GOAL:
Your task is to restate the data word for word.

SUPPLIED RECORDS:

━━━━━━

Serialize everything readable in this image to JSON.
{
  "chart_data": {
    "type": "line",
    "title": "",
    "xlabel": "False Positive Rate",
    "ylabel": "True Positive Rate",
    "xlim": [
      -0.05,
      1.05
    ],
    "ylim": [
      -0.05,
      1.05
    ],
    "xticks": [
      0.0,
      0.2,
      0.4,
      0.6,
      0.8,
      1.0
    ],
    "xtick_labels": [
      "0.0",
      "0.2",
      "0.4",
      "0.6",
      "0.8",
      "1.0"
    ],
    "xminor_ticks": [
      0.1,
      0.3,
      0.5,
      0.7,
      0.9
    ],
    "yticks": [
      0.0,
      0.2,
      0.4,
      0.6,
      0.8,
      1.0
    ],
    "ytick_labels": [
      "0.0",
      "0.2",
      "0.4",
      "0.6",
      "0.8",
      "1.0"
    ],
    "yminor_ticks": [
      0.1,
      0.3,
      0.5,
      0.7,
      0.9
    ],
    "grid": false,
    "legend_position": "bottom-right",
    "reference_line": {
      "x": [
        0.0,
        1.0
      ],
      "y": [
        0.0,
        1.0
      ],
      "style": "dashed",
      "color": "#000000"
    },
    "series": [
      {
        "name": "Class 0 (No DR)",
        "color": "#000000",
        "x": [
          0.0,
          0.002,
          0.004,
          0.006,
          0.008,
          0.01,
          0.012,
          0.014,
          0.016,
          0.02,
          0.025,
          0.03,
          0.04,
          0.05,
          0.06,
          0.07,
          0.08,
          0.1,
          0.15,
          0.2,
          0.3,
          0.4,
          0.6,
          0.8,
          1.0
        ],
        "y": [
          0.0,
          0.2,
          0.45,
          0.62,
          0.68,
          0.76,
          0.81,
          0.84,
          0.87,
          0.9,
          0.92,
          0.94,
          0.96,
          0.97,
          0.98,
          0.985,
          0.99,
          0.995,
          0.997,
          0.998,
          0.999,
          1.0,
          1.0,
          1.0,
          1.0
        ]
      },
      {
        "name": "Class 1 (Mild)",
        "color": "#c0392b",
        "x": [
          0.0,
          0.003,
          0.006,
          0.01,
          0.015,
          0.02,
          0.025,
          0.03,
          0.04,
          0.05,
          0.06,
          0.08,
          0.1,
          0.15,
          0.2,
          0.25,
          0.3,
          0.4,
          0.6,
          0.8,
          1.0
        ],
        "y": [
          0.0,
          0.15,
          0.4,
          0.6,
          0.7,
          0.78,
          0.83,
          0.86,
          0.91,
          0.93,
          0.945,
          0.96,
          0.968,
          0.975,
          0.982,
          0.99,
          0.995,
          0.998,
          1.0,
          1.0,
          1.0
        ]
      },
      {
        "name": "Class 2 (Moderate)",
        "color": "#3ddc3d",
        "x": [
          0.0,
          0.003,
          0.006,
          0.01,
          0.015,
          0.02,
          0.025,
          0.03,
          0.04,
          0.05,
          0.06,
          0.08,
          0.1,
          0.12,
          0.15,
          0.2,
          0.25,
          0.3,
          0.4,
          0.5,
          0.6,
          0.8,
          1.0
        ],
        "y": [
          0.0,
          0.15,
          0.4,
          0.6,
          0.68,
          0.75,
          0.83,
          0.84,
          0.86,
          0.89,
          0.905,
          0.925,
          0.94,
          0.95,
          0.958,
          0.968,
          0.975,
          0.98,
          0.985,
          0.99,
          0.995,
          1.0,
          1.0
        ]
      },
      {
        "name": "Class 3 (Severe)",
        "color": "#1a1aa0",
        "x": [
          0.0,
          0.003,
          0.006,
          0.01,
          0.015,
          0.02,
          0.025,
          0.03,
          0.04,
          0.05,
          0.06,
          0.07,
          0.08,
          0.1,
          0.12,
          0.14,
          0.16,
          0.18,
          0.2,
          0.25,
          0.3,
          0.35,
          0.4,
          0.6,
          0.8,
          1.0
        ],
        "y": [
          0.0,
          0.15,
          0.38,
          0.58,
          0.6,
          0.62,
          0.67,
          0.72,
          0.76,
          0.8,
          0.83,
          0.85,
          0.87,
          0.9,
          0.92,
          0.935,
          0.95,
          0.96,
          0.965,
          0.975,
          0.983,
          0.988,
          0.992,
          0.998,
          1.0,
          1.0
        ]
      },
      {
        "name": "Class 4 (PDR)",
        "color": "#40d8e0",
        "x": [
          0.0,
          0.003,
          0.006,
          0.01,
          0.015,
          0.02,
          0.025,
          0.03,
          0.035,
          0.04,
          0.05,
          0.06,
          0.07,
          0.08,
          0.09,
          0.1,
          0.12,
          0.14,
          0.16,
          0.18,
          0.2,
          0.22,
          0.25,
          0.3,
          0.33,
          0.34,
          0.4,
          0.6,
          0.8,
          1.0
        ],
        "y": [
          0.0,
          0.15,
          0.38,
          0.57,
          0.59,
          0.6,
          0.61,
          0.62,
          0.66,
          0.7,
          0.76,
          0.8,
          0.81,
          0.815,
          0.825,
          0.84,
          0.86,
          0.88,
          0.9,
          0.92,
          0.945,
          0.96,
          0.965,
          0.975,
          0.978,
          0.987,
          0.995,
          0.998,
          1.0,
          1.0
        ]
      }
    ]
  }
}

━━━━━━

THE REPLY:
Serialize everything readable in this image to JSON.
{
  "chart_data": {
    "type": "line",
    "title": "",
    "xlabel": "False Positive Rate",
    "ylabel": "True Positive Rate",
    "xlim": [
      -0.05,
      1.05
    ],
    "ylim": [
      -0.05,
      1.05
    ],
    "xticks": [
      0.0,
      0.2,
      0.4,
      0.6,
      0.8,
      1.0
    ],
    "xtick_labels": [
      "0.0",
      "0.2",
      "0.4",
      "0.6",
      "0.8",
      "1.0"
    ],
    "xminor_ticks": [
      0.1,
      0.3,
      0.5,
      0.7,
      0.9
    ],
    "yticks": [
      0.0,
      0.2,
      0.4,
      0.6,
      0.8,
      1.0
    ],
    "ytick_labels": [
      "0.0",
      "0.2",
      "0.4",
      "0.6",
      "0.8",
      "1.0"
    ],
    "yminor_ticks": [
      0.1,
      0.3,
      0.5,
      0.7,
      0.9
    ],
    "grid": false,
    "legend_position": "bottom-right",
    "reference_line": {
      "x": [
        0.0,
        1.0
      ],
      "y": [
        0.0,
        1.0
      ],
      "style": "dashed",
      "color": "#000000"
    },
    "series": [
      {
        "name": "Class 0 (No DR)",
        "color": "#000000",
        "x": [
          0.0,
          0.002,
          0.004,
          0.006,
          0.008,
          0.01,
          0.012,
          0.014,
          0.016,
          0.02,
          0.025,
          0.03,
          0.04,
          0.05,
          0.06,
          0.07,
          0.08,
          0.1,
          0.15,
          0.2,
          0.3,
          0.4,
          0.6,
          0.8,
          1.0
        ],
        "y": [
          0.0,
          0.2,
          0.45,
          0.62,
          0.68,
          0.76,
          0.81,
          0.84,
          0.87,
          0.9,
          0.92,
          0.94,
          0.96,
          0.97,
          0.98,
          0.985,
          0.99,
          0.995,
          0.997,
          0.998,
          0.999,
          1.0,
          1.0,
          1.0,
          1.0
        ]
      },
      {
        "name": "Class 1 (Mild)",
        "color": "#c0392b",
        "x": [
          0.0,
          0.003,
          0.006,
          0.01,
          0.015,
          0.02,
          0.025,
          0.03,
          0.04,
          0.05,
          0.06,
          0.08,
          0.1,
          0.15,
          0.2,
          0.25,
          0.3,
          0.4,
          0.6,
          0.8,
          1.0
        ],
        "y": [
          0.0,
          0.15,
          0.4,
          0.6,
          0.7,
          0.78,
          0.83,
          0.86,
          0.91,
          0.93,
          0.945,
          0.96,
          0.968,
          0.975,
          0.982,
          0.99,
          0.995,
          0.998,
          1.0,
          1.0,
          1.0
        ]
      },
      {
        "name": "Class 2 (Moderate)",
        "color": "#3ddc3d",
        "x": [
          0.0,
          0.003,
          0.006,
          0.01,
          0.015,
          0.02,
          0.025,
          0.03,
          0.04,
          0.05,
          0.06,
          0.08,
          0.1,
          0.12,
          0.15,
          0.2,
          0.25,
          0.3,
          0.4,
          0.5,
          0.6,
          0.8,
          1.0
        ],
        "y": [
          0.0,
          0.15,
          0.4,
          0.6,
          0.68,
          0.75,
          0.83,
          0.84,
          0.86,
          0.89,
          0.905,
          0.925,
          0.94,
          0.95,
          0.958,
          0.968,
          0.975,
          0.98,
          0.985,
          0.99,
          0.995,
          1.0,
          1.0
        ]
      },
      {
        "name": "Class 3 (Severe)",
        "color": "#1a1aa0",
        "x": [
          0.0,
          0.003,
          0.006,
          0.01,
          0.015,
          0.02,
          0.025,
          0.03,
          0.04,
          0.05,
          0.06,
          0.07,
          0.08,
          0.1,
          0.12,
          0.14,
          0.16,
          0.18,
          0.2,
          0.25,
          0.3,
          0.35,
          0.4,
          0.6,
          0.8,
          1.0
        ],
        "y": [
          0.0,
          0.15,
          0.38,
          0.58,
          0.6,
          0.62,
          0.67,
          0.72,
          0.76,
          0.8,
          0.83,
          0.85,
          0.87,
          0.9,
          0.92,
          0.935,
          0.95,
          0.96,
          0.965,
          0.975,
          0.983,
          0.988,
          0.992,
          0.998,
          1.0,
          1.0
        ]
      },
      {
        "name": "Class 4 (PDR)",
        "color": "#40d8e0",
        "x": [
          0.0,
          0.003,
          0.006,
          0.01,
          0.015,
          0.02,
          0.025,
          0.03,
          0.035,
          0.04,
          0.05,
          0.06,
          0.07,
          0.08,
          0.09,
          0.1,
          0.12,
          0.14,
          0.16,
          0.18,
          0.2,
          0.22,
          0.25,
          0.3,
          0.33,
          0.34,
          0.4,
          0.6,
          0.8,
          1.0
        ],
        "y": [
          0.0,
          0.15,
          0.38,
          0.57,
          0.59,
          0.6,
          0.61,
          0.62,
          0.66,
          0.7,
          0.76,
          0.8,
          0.81,
          0.815,
          0.825,
          0.84,
          0.86,
          0.88,
          0.9,
          0.92,
          0.945,
          0.96,
          0.965,
          0.975,
          0.978,
          0.987,
          0.995,
          0.998,
          1.0,
          1.0
        ]
      }
    ]
  }
}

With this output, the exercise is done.